Your task = Quote the whole listing verbatim.

Provided information =
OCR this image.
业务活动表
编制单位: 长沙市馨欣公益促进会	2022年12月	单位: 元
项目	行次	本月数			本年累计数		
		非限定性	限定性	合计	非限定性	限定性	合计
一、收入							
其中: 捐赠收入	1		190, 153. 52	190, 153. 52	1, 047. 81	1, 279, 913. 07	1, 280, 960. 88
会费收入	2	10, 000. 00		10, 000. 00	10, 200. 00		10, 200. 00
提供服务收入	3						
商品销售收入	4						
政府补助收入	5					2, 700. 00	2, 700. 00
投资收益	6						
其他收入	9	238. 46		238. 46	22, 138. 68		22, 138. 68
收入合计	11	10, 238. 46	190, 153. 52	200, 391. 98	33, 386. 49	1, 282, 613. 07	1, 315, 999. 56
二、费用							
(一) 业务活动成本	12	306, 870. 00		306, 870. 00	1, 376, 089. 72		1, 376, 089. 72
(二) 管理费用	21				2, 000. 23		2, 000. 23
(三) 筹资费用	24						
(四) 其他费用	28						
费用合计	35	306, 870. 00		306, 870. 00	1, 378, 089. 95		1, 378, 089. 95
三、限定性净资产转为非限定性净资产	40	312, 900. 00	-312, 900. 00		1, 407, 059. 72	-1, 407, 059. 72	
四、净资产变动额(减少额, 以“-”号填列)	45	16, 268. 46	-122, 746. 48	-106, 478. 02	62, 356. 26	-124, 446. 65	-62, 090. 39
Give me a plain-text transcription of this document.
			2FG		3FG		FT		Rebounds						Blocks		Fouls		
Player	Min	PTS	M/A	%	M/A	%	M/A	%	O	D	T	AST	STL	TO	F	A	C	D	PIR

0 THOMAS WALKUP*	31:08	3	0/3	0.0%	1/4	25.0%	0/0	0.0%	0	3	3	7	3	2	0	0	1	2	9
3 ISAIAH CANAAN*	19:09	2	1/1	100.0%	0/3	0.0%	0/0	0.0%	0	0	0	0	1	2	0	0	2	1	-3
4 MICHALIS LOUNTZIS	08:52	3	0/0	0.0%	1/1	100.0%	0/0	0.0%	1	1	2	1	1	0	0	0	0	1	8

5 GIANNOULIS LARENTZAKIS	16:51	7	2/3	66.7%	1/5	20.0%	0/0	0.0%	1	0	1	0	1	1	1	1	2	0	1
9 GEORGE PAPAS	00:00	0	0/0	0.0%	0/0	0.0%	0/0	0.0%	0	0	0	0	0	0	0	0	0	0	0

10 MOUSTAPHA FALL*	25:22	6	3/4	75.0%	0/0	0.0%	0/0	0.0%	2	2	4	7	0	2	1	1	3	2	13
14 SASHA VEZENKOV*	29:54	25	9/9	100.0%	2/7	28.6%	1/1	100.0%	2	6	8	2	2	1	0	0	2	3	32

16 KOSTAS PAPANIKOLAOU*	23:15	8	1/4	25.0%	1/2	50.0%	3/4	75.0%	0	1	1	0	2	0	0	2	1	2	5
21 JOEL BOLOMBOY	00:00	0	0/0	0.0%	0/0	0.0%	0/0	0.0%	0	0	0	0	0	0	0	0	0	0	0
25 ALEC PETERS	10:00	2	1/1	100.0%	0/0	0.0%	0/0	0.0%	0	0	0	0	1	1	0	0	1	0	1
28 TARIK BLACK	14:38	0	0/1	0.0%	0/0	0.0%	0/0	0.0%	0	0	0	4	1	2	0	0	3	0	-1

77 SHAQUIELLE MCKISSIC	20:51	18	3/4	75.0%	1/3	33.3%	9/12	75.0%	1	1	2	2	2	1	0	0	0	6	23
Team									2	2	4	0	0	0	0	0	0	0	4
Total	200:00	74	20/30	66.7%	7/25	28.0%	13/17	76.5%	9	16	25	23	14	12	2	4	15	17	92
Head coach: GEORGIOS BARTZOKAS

Task answer =
OCR this image.
业务活动表
编制单位: 长沙市馨欣公益促进会	2022年12月	单位: 元
项目	行次	本月数			本年累计数		
		非限定性	限定性	合计	非限定性	限定性	合计
一、收入							
其中: 捐赠收入	1		190, 153. 52	190, 153. 52	1, 047. 81	1, 279, 913. 07	1, 280, 960. 88
会费收入	2	10, 000. 00		10, 000. 00	10, 200. 00		10, 200. 00
提供服务收入	3						
商品销售收入	4						
政府补助收入	5					2, 700. 00	2, 700. 00
投资收益	6						
其他收入	9	238. 46		238. 46	22, 138. 68		22, 138. 68
收入合计	11	10, 238. 46	190, 153. 52	200, 391. 98	33, 386. 49	1, 282, 613. 07	1, 315, 999. 56
二、费用							
(一) 业务活动成本	12	306, 870. 00		306, 870. 00	1, 376, 089. 72		1, 376, 089. 72
(二) 管理费用	21				2, 000. 23		2, 000. 23
(三) 筹资费用	24						
(四) 其他费用	28						
费用合计	35	306, 870. 00		306, 870. 00	1, 378, 089. 95		1, 378, 089. 95
三、限定性净资产转为非限定性净资产	40	312, 900. 00	-312, 900. 00		1, 407, 059. 72	-1, 407, 059. 72	
四、净资产变动额(减少额, 以“-”号填列)	45	16, 268. 46	-122, 746. 48	-106, 478. 02	62, 356. 26	-124, 446. 65	-62, 090. 39
Give me a plain-text transcription of this document.
			2FG		3FG		FT		Rebounds						Blocks		Fouls		
Player	Min	PTS	M/A	%	M/A	%	M/A	%	O	D	T	AST	STL	TO	F	A	C	D	PIR

0 THOMAS WALKUP*	31:08	3	0/3	0.0%	1/4	25.0%	0/0	0.0%	0	3	3	7	3	2	0	0	1	2	9
3 ISAIAH CANAAN*	19:09	2	1/1	100.0%	0/3	0.0%	0/0	0.0%	0	0	0	0	1	2	0	0	2	1	-3
4 MICHALIS LOUNTZIS	08:52	3	0/0	0.0%	1/1	100.0%	0/0	0.0%	1	1	2	1	1	0	0	0	0	1	8

5 GIANNOULIS LARENTZAKIS	16:51	7	2/3	66.7%	1/5	20.0%	0/0	0.0%	1	0	1	0	1	1	1	1	2	0	1
9 GEORGE PAPAS	00:00	0	0/0	0.0%	0/0	0.0%	0/0	0.0%	0	0	0	0	0	0	0	0	0	0	0

10 MOUSTAPHA FALL*	25:22	6	3/4	75.0%	0/0	0.0%	0/0	0.0%	2	2	4	7	0	2	1	1	3	2	13
14 SASHA VEZENKOV*	29:54	25	9/9	100.0%	2/7	28.6%	1/1	100.0%	2	6	8	2	2	1	0	0	2	3	32

16 KOSTAS PAPANIKOLAOU*	23:15	8	1/4	25.0%	1/2	50.0%	3/4	75.0%	0	1	1	0	2	0	0	2	1	2	5
21 JOEL BOLOMBOY	00:00	0	0/0	0.0%	0/0	0.0%	0/0	0.0%	0	0	0	0	0	0	0	0	0	0	0
25 ALEC PETERS	10:00	2	1/1	100.0%	0/0	0.0%	0/0	0.0%	0	0	0	0	1	1	0	0	1	0	1
28 TARIK BLACK	14:38	0	0/1	0.0%	0/0	0.0%	0/0	0.0%	0	0	0	4	1	2	0	0	3	0	-1

77 SHAQUIELLE MCKISSIC	20:51	18	3/4	75.0%	1/3	33.3%	9/12	75.0%	1	1	2	2	2	1	0	0	0	6	23
Team									2	2	4	0	0	0	0	0	0	0	4
Total	200:00	74	20/30	66.7%	7/25	28.0%	13/17	76.5%	9	16	25	23	14	12	2	4	15	17	92
Head coach: GEORGIOS BARTZOKAS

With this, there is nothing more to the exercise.